>> start Supplied information
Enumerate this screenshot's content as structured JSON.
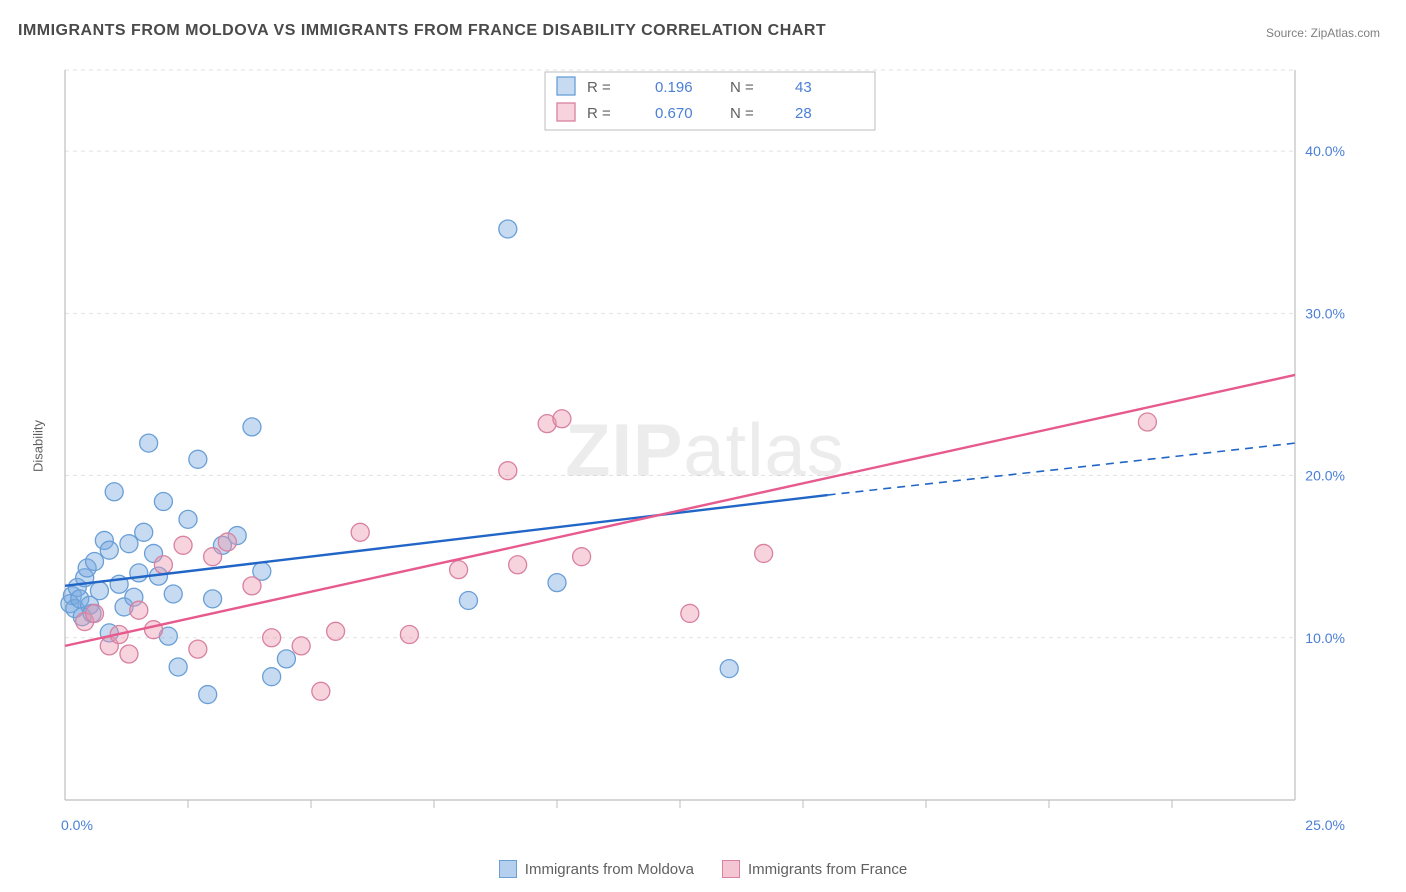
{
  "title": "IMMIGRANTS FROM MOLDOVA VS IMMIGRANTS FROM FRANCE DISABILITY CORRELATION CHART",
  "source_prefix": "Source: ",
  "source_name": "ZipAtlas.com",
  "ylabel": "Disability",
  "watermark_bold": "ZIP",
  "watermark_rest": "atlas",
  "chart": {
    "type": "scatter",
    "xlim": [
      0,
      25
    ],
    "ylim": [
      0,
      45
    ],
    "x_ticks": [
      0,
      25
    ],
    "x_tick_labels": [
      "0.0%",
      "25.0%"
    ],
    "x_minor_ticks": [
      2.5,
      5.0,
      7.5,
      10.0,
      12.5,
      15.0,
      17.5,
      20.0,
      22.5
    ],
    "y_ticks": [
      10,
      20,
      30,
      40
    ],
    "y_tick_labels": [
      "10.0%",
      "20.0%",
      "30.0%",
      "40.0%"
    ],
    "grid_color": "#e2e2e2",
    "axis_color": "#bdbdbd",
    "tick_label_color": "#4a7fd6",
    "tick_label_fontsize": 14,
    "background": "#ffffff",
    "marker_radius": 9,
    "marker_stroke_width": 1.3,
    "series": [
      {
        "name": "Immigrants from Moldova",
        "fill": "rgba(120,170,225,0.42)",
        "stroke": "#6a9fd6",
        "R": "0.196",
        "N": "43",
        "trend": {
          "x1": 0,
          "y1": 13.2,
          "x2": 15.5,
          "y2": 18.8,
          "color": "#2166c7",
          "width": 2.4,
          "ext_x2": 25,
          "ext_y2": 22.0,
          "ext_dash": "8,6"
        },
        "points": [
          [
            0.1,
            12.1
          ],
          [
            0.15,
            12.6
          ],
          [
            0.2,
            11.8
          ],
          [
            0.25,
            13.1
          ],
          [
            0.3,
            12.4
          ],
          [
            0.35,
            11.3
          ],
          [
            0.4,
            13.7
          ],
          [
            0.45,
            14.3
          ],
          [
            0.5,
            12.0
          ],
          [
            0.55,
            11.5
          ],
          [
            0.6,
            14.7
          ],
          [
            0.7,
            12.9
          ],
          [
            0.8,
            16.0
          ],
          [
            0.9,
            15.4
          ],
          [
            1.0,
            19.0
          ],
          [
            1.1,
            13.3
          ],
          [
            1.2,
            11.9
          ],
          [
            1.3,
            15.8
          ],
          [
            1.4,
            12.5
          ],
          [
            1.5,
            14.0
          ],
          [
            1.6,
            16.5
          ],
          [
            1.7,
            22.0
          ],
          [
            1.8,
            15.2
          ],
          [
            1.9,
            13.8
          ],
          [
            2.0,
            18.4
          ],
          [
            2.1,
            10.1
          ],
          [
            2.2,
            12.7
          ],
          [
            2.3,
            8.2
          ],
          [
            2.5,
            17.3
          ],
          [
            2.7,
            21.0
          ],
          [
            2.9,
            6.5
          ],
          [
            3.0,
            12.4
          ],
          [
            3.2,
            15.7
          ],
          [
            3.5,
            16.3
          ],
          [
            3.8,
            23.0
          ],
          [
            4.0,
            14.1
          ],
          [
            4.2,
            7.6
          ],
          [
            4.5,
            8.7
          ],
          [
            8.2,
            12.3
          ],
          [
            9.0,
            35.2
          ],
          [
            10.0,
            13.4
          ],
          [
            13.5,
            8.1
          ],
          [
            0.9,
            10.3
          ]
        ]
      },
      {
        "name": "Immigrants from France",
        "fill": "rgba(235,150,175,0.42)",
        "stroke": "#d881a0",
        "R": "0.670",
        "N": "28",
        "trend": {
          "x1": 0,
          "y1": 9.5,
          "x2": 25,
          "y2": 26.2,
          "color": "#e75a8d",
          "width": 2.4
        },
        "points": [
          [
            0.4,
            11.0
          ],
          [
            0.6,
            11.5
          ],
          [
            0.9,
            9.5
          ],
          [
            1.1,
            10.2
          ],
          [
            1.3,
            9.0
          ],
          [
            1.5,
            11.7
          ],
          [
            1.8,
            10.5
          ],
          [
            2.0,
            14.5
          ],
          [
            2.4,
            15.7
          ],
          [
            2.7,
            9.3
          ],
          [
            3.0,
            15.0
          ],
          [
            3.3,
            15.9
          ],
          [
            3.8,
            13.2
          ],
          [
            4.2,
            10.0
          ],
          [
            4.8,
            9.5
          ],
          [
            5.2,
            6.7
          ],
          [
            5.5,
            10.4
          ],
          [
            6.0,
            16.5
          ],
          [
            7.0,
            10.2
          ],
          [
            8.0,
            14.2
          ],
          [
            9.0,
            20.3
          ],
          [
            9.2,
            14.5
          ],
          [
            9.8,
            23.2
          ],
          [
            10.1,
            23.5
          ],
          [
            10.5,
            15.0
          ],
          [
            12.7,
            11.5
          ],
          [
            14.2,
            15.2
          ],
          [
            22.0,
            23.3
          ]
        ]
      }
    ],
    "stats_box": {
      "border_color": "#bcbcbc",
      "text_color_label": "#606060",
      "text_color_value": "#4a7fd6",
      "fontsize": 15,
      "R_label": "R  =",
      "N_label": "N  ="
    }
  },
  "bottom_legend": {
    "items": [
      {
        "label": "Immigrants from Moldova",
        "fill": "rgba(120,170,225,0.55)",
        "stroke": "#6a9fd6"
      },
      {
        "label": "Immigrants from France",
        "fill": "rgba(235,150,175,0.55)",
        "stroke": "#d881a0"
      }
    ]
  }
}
>> end Supplied information
Scan the material above. Extract every line in which the word "rgba" occurs.

        "fill": "rgba(120,170,225,0.42)",
        "fill": "rgba(235,150,175,0.42)",
        "fill": "rgba(120,170,225,0.55)",
        "fill": "rgba(235,150,175,0.55)",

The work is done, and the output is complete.